---------- Texte de travail ----------

Pourquoi Steven Spielberg a passé sa vie à rêver de soucoupes volantes

Peu de cinéastes sont aussi étroitement associés à l'émerveillement du cosmos que Steven Spielberg. Au fil d'une carrière étalée sur des décennies, il est revenu à maintes reprises au thème des visiteurs venus des étoiles, offrant au cinéma quelques-unes de ses images les plus durables du contact avec l'inconnu. Un reportage du magazine Smithsonian explore d'où vient cette fascination de toute une vie et pourquoi elle s'est révélée si durable.
Deux films définissent cette association. « Rencontres du troisième type », sorti en 1977, imaginait la première rencontre de l'humanité avec une intelligence extraterrestre non comme une invasion mais comme une communion émerveillée, son point culminant reposant sur la lumière et la musique plutôt que sur le conflit. Cinq ans plus tard, « E.T. l'extra-terrestre » transformait le visiteur venu d'ailleurs en une créature douce et échouée, dont se lie d'amitié un enfant solitaire, devenant l'un des films les plus aimés jamais réalisés.
Les racines de ces histoires, suggère l'article du Smithsonian, tiennent en partie à l'enfance même de Spielberg. Comme beaucoup d'enfants de l'Amérique d'après-guerre, il a grandi à une époque saturée d'images de l'espace, de fusées et de la possibilité d'une vie au-delà de la Terre. Des expériences personnelles, dont des souvenirs de contemplation du ciel nocturne et une enfance marquée par des bouleversements familiaux, ont nourri une imagination attirée par les idées d'évasion, d'émerveillement et de lien.
Le contexte culturel comptait autant que le personnel. Les décennies qui ont suivi la Seconde Guerre mondiale ont connu une explosion d'intérêt pour les soucoupes volantes, alimentée par les angoisses réelles de l'ère atomique, une vague d'observations rapportées et une industrie de la science-fiction en plein essor. Spielberg a grandi quand l'idée de visiteurs extraterrestres était tissée dans les films, la télévision et la conversation populaire.
Ce qui distinguait la vision de Spielberg, c'était son ton. Là où une grande partie de la science-fiction des époques antérieures présentait les extraterrestres comme des menaces, incarnations des peurs de la guerre froide, ses œuvres les plus célèbres imaginaient des visiteurs bienveillants et privilégiaient la curiosité à l'effroi. Ce cadrage optimiste a contribué à remodeler la façon dont le public se figurait la possibilité d'un contact, offrant l'espoir plutôt que la menace.
Le reportage du Smithsonian inscrit cela dans une tradition américaine plus large de regarder vers le haut. La fascination du pays pour l'espace traversait sa science, sa politique et ses divertissements, de la course à l'espace à un flot continu de récits sur ce qui pourrait exister là-haut. Les films de Spielberg ont à la fois puisé dans cette fascination et l'ont amplifiée, lui donnant quelques-unes de ses expressions les plus mémorables.

----------

#### Consignes et exercices:
A) Recopiez le passage de l'article sur Spielberg qui va de « Ce qui distinguait » à « que la menace. ».
B) Prolongez l'article sur Spielberg en reprenant juste après sa dernière phrase.

---------- Extrait de données ----------

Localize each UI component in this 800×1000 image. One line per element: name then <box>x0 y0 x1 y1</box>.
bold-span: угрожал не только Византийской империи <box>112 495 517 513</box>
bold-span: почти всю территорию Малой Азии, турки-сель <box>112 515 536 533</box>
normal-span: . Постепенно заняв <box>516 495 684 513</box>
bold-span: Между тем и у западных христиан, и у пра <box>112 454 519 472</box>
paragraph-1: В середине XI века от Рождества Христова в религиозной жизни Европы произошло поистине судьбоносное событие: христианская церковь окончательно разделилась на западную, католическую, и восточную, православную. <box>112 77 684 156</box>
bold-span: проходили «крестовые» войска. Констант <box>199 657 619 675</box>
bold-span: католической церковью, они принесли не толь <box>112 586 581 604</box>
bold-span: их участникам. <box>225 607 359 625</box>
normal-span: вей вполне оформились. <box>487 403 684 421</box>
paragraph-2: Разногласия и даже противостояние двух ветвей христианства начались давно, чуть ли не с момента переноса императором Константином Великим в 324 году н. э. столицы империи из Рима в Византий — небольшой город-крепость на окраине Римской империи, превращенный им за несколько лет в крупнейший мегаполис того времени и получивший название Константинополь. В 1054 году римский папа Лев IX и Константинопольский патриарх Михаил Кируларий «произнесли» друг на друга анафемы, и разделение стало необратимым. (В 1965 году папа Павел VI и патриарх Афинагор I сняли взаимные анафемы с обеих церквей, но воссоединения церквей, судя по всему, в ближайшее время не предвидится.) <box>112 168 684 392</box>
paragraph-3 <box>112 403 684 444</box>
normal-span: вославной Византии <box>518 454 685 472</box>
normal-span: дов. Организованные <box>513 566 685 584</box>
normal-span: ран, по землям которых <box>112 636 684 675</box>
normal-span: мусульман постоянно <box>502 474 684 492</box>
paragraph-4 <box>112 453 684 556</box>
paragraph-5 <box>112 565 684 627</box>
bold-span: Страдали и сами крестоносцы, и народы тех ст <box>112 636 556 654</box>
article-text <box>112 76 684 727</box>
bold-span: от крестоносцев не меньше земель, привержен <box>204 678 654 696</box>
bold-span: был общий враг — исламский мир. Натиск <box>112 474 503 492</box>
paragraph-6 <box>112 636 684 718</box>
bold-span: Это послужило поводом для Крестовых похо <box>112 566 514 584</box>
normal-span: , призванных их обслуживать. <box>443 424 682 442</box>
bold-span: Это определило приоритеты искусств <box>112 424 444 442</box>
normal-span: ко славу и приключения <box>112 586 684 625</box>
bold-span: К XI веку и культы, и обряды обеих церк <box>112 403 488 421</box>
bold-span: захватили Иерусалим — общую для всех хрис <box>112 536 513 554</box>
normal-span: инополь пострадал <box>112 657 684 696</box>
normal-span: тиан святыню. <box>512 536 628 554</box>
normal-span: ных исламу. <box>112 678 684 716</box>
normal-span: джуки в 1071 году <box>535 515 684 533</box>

----------

#### Réponses:
A)
Ce qui distinguait la vision de Spielberg, c'était son ton. Là où une grande partie de la science-fiction des époques antérieures présentait les extraterrestres comme des menaces, incarnations des peurs de la guerre froide, ses œuvres les plus célèbres imaginaient des visiteurs bienveillants et privilégiaient la curiosité à l'effroi. Ce cadrage optimiste a contribué à remodeler la façon dont le public se figurait la possibilité d'un contact, offrant l'espoir plutôt que la menace.

B)
Son intérêt ne se limitait pas à la fiction. Spielberg a évoqué au fil des ans une curiosité sincère quant à la possibilité d'une vie extraterrestre, un émerveillement ouvert sur la question de savoir si l'humanité est seule. Cette ouverture personnelle nourrit la sincérité de ses films, qui traitent la perspective d'un contact comme une source de sens plutôt que comme un simple spectacle.
Le thème a aussi évolué au fil de sa carrière. Des projets ultérieurs ont revisité les idées de contact extraterrestre dans des registres différents, parfois plus sombres ou plus ambigus, reflétant les changements du cinéaste comme de la culture qui l'entourait. Le fil conducteur, toutefois, est resté : une fascination persistante pour ce qui se trouve au-delà du familier et pour la façon dont les humains pourraient y réagir.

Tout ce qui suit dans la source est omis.